Tally the lines of the data that include the word "monitor" and state the total, nothing else.

=== Available data ===

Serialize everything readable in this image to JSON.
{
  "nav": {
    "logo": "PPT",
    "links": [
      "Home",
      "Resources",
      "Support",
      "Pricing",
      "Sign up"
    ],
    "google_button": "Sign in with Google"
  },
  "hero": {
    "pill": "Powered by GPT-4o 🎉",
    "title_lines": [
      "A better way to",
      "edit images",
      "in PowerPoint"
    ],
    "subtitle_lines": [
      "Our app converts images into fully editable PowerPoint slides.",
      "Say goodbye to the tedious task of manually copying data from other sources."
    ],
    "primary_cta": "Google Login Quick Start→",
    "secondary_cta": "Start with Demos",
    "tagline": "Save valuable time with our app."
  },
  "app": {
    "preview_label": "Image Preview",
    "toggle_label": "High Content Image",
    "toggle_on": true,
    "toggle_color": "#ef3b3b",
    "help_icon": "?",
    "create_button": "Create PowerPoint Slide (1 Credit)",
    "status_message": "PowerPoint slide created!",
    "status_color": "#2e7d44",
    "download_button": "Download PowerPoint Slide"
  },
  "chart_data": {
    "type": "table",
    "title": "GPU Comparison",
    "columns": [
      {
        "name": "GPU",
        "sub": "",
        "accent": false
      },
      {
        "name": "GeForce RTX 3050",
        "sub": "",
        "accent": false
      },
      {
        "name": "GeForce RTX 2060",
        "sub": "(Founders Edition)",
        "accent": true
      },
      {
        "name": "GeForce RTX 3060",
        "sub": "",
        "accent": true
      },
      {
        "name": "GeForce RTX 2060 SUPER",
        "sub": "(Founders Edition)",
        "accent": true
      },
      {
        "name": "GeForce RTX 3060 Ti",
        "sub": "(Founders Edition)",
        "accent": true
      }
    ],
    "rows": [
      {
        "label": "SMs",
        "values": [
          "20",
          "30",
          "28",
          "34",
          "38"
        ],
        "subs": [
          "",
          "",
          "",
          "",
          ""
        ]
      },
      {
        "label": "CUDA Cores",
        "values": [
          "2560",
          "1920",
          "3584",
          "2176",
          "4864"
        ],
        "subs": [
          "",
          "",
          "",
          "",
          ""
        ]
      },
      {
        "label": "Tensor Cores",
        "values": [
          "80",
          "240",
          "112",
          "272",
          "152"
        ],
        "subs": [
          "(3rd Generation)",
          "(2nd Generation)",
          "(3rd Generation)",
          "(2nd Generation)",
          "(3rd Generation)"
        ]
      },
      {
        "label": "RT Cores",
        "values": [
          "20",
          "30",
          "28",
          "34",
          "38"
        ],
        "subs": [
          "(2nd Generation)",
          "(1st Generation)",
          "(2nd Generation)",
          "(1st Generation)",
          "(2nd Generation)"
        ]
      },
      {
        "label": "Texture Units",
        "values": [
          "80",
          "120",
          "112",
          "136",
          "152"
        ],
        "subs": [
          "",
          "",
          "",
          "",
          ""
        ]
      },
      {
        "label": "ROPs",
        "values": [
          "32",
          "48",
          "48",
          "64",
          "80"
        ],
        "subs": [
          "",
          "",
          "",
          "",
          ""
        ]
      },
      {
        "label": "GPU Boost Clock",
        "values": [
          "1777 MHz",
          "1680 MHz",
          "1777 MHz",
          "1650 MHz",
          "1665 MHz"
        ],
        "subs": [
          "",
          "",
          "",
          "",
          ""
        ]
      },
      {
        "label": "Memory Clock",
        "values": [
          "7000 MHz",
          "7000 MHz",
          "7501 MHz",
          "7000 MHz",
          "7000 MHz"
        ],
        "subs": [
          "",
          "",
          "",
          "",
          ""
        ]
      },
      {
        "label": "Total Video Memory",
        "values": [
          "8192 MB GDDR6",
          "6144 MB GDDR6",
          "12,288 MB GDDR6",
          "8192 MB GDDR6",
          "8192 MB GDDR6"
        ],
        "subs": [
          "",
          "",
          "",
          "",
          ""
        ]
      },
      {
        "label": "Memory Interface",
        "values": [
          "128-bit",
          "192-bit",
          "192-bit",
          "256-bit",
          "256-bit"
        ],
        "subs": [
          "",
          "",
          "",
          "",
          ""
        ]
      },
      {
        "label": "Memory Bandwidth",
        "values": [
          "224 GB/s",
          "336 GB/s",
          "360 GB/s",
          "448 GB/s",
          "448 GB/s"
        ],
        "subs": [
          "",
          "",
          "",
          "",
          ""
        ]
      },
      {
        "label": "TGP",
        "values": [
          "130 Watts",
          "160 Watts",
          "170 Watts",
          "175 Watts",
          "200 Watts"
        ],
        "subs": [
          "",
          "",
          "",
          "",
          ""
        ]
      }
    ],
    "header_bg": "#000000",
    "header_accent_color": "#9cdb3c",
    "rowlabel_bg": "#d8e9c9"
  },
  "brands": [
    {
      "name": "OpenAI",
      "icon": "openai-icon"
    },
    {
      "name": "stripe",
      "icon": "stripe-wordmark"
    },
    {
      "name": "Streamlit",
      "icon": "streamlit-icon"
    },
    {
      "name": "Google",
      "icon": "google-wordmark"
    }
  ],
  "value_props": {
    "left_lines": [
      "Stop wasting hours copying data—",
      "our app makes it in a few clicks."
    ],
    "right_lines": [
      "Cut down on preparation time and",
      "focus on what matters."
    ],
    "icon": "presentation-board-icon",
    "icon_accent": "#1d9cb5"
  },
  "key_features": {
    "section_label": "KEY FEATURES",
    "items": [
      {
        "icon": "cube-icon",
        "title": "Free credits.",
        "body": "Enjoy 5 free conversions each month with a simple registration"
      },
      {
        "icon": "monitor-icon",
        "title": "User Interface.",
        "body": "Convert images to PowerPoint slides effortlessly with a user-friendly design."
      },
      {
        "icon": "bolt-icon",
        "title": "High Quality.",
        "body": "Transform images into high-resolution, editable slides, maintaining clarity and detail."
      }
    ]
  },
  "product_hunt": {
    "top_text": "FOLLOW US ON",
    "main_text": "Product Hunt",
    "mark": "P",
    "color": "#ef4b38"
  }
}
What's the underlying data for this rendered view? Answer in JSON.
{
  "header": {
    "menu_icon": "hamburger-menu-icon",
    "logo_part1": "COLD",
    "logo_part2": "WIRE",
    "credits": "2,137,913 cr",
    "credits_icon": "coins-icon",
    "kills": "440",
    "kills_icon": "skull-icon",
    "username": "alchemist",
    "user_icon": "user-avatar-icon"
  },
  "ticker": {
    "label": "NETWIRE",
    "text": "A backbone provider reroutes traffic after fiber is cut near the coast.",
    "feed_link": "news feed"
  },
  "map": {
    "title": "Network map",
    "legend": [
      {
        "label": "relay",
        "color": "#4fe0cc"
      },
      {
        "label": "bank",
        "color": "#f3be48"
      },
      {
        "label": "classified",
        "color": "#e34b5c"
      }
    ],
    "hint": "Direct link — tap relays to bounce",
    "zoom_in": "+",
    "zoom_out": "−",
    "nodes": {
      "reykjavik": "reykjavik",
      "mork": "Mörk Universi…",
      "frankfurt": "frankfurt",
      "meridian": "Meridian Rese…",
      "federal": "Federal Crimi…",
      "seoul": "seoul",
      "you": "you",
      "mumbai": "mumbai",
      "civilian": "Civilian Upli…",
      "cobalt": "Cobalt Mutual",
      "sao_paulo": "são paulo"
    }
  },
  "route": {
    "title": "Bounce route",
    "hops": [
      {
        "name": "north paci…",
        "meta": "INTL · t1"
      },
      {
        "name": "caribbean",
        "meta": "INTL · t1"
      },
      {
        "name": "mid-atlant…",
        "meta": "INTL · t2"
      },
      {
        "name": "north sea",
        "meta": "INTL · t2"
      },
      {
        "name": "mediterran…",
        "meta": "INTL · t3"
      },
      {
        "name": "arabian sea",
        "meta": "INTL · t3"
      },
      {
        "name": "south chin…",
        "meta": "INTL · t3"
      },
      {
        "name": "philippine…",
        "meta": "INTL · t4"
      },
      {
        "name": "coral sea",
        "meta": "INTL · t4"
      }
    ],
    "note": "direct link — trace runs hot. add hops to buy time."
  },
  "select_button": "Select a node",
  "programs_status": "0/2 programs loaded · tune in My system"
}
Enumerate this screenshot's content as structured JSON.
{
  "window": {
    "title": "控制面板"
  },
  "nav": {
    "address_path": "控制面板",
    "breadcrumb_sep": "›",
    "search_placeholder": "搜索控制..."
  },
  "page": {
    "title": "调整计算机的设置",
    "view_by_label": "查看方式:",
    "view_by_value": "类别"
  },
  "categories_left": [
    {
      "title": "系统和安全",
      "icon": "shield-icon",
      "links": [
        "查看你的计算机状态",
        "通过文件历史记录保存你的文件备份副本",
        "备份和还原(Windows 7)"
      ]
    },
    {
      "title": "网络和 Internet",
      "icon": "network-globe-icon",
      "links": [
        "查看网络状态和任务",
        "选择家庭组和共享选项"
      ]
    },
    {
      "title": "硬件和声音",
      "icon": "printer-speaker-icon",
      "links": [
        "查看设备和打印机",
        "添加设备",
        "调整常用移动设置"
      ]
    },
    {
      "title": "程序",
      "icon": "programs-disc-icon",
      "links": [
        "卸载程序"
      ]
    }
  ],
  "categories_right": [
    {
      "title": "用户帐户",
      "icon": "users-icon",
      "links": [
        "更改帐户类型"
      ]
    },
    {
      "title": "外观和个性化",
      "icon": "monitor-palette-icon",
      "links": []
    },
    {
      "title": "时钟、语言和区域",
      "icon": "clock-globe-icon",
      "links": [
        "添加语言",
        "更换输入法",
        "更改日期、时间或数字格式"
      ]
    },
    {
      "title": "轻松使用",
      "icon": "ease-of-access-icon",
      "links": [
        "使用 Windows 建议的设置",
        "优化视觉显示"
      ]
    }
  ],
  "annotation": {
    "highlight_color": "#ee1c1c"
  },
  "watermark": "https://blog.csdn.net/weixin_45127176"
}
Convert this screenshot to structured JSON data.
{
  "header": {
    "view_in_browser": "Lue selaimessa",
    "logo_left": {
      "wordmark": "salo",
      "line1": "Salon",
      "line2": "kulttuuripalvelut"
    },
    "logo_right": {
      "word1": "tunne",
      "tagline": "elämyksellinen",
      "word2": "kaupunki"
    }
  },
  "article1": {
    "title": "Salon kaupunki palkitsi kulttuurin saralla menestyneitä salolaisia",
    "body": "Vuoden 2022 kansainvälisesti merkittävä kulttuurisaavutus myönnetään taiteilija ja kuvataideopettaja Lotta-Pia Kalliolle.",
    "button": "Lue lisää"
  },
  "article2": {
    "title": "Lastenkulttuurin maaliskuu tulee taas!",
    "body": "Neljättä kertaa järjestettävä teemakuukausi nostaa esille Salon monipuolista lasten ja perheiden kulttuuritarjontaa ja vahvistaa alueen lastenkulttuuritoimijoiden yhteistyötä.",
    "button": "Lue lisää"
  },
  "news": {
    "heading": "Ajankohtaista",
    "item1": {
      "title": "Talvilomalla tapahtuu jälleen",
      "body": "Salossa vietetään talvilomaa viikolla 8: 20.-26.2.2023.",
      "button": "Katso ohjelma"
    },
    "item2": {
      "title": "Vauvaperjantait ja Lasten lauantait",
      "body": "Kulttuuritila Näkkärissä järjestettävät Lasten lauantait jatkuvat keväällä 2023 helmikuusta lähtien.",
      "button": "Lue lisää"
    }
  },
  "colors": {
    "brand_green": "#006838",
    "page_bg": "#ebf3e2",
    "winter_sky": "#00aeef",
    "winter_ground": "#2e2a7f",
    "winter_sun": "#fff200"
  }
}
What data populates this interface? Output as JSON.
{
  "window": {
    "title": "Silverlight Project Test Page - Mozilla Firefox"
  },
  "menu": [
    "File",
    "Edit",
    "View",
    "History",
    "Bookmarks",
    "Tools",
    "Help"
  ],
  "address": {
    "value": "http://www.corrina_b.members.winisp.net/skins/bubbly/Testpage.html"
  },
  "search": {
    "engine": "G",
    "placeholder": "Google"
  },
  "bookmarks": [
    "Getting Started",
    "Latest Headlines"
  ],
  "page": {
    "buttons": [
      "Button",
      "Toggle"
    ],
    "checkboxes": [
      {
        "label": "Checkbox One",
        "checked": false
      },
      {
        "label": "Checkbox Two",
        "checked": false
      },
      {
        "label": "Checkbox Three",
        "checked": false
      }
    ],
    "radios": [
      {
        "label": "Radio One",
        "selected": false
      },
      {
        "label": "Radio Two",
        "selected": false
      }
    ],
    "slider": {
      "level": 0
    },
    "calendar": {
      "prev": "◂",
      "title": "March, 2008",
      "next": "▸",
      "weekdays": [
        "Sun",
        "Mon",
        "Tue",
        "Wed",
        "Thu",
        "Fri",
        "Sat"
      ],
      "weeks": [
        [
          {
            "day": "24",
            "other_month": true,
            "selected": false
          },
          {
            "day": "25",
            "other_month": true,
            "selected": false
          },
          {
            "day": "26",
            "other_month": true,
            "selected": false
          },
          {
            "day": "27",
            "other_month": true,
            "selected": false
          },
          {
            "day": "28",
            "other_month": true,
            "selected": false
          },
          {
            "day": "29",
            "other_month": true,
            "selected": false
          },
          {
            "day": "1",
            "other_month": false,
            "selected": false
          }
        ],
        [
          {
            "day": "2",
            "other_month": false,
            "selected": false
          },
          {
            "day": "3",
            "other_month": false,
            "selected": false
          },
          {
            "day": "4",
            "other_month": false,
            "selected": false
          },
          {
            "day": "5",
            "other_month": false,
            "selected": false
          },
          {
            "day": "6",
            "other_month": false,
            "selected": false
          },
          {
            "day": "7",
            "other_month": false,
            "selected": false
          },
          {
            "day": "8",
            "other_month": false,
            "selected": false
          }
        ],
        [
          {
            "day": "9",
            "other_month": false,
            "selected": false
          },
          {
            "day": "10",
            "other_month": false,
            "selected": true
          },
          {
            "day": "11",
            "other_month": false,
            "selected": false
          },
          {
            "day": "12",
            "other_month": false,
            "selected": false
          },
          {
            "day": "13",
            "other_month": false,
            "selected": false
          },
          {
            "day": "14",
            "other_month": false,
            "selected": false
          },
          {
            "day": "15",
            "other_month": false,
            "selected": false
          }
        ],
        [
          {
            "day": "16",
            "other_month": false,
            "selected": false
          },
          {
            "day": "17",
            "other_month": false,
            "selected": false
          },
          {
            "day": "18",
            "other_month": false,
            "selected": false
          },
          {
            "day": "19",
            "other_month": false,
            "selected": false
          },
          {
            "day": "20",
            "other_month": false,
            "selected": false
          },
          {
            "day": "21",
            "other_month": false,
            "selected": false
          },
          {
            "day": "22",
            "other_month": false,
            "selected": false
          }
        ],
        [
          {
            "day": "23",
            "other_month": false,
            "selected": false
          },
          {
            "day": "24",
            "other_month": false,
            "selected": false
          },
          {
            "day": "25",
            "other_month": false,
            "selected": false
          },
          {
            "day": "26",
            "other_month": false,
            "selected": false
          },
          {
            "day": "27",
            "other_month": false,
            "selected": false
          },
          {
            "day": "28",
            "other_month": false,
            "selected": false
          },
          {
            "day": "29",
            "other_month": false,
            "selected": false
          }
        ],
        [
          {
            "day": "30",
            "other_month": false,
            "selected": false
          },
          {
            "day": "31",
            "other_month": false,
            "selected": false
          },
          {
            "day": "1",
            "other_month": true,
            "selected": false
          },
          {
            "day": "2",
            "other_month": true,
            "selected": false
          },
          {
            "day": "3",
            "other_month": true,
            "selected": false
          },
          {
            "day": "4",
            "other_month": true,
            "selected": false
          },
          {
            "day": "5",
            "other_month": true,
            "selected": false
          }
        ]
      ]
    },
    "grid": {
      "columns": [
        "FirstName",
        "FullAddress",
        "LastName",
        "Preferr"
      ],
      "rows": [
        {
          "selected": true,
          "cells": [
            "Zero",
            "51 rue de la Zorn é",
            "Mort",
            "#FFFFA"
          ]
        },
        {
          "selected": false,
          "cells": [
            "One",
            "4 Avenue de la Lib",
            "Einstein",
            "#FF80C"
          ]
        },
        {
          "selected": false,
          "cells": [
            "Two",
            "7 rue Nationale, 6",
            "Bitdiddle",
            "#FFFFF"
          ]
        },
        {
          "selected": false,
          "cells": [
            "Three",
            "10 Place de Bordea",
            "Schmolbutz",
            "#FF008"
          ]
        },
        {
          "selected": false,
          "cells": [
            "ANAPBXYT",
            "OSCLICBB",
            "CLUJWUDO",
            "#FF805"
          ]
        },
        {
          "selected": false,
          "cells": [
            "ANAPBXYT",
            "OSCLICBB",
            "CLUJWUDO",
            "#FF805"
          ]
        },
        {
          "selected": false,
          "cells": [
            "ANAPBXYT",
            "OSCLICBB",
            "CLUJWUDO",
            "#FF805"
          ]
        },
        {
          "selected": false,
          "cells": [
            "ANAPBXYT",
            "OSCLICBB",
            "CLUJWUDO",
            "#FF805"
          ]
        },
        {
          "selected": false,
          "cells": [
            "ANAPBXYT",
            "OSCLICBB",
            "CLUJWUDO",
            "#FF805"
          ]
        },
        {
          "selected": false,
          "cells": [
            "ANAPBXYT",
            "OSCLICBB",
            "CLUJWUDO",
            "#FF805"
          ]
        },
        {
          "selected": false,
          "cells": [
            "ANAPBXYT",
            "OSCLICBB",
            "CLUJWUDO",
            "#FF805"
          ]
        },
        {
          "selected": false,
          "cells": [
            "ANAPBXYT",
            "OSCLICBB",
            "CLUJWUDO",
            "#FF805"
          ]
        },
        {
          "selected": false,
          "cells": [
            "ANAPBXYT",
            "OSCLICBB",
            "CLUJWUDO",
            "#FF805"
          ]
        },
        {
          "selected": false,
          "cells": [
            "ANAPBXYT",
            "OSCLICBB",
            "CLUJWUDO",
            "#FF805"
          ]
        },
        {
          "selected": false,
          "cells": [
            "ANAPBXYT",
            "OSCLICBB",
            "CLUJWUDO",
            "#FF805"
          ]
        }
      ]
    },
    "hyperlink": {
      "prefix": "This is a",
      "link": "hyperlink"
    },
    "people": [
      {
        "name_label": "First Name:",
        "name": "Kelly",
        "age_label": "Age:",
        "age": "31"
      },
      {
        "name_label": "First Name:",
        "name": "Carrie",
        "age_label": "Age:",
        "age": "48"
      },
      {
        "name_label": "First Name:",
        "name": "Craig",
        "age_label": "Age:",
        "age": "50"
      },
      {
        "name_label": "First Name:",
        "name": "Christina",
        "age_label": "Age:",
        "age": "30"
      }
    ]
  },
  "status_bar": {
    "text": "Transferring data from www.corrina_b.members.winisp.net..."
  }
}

===

Answer to this task> 2